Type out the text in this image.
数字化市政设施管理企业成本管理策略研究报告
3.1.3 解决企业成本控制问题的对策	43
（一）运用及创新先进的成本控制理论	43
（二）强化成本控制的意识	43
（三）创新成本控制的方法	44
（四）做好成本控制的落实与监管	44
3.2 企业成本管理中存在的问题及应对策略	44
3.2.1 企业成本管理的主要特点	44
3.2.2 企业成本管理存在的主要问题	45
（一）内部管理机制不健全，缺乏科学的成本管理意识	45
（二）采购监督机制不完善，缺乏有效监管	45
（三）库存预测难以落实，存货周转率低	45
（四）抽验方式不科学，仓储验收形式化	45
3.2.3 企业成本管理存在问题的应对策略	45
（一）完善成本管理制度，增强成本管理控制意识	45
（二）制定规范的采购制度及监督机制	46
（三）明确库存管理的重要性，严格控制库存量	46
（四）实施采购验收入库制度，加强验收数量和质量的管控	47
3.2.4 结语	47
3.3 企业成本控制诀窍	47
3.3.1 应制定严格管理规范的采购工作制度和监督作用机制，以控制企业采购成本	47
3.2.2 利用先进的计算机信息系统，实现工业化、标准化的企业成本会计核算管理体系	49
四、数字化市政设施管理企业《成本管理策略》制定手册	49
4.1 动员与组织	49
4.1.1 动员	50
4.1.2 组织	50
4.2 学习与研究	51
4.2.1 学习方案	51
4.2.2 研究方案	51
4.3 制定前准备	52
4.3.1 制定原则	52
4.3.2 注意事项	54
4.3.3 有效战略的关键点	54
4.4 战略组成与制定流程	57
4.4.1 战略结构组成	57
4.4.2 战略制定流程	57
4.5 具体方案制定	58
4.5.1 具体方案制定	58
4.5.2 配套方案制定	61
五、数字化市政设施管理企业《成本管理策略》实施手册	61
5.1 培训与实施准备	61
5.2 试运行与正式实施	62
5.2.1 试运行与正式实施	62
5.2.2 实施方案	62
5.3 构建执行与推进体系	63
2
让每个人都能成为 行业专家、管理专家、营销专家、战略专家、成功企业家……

-.-.-

(Required work) Reproduce every record above exactly as it appears.

(Written solution)
Type out the text in this image.
数字化市政设施管理企业成本管理策略研究报告
3.1.3 解决企业成本控制问题的对策	43
（一）运用及创新先进的成本控制理论	43
（二）强化成本控制的意识	43
（三）创新成本控制的方法	44
（四）做好成本控制的落实与监管	44
3.2 企业成本管理中存在的问题及应对策略	44
3.2.1 企业成本管理的主要特点	44
3.2.2 企业成本管理存在的主要问题	45
（一）内部管理机制不健全，缺乏科学的成本管理意识	45
（二）采购监督机制不完善，缺乏有效监管	45
（三）库存预测难以落实，存货周转率低	45
（四）抽验方式不科学，仓储验收形式化	45
3.2.3 企业成本管理存在问题的应对策略	45
（一）完善成本管理制度，增强成本管理控制意识	45
（二）制定规范的采购制度及监督机制	46
（三）明确库存管理的重要性，严格控制库存量	46
（四）实施采购验收入库制度，加强验收数量和质量的管控	47
3.2.4 结语	47
3.3 企业成本控制诀窍	47
3.3.1 应制定严格管理规范的采购工作制度和监督作用机制，以控制企业采购成本	47
3.2.2 利用先进的计算机信息系统，实现工业化、标准化的企业成本会计核算管理体系	49
四、数字化市政设施管理企业《成本管理策略》制定手册	49
4.1 动员与组织	49
4.1.1 动员	50
4.1.2 组织	50
4.2 学习与研究	51
4.2.1 学习方案	51
4.2.2 研究方案	51
4.3 制定前准备	52
4.3.1 制定原则	52
4.3.2 注意事项	54
4.3.3 有效战略的关键点	54
4.4 战略组成与制定流程	57
4.4.1 战略结构组成	57
4.4.2 战略制定流程	57
4.5 具体方案制定	58
4.5.1 具体方案制定	58
4.5.2 配套方案制定	61
五、数字化市政设施管理企业《成本管理策略》实施手册	61
5.1 培训与实施准备	61
5.2 试运行与正式实施	62
5.2.1 试运行与正式实施	62
5.2.2 实施方案	62
5.3 构建执行与推进体系	63
2
让每个人都能成为 行业专家、管理专家、营销专家、战略专家、成功企业家……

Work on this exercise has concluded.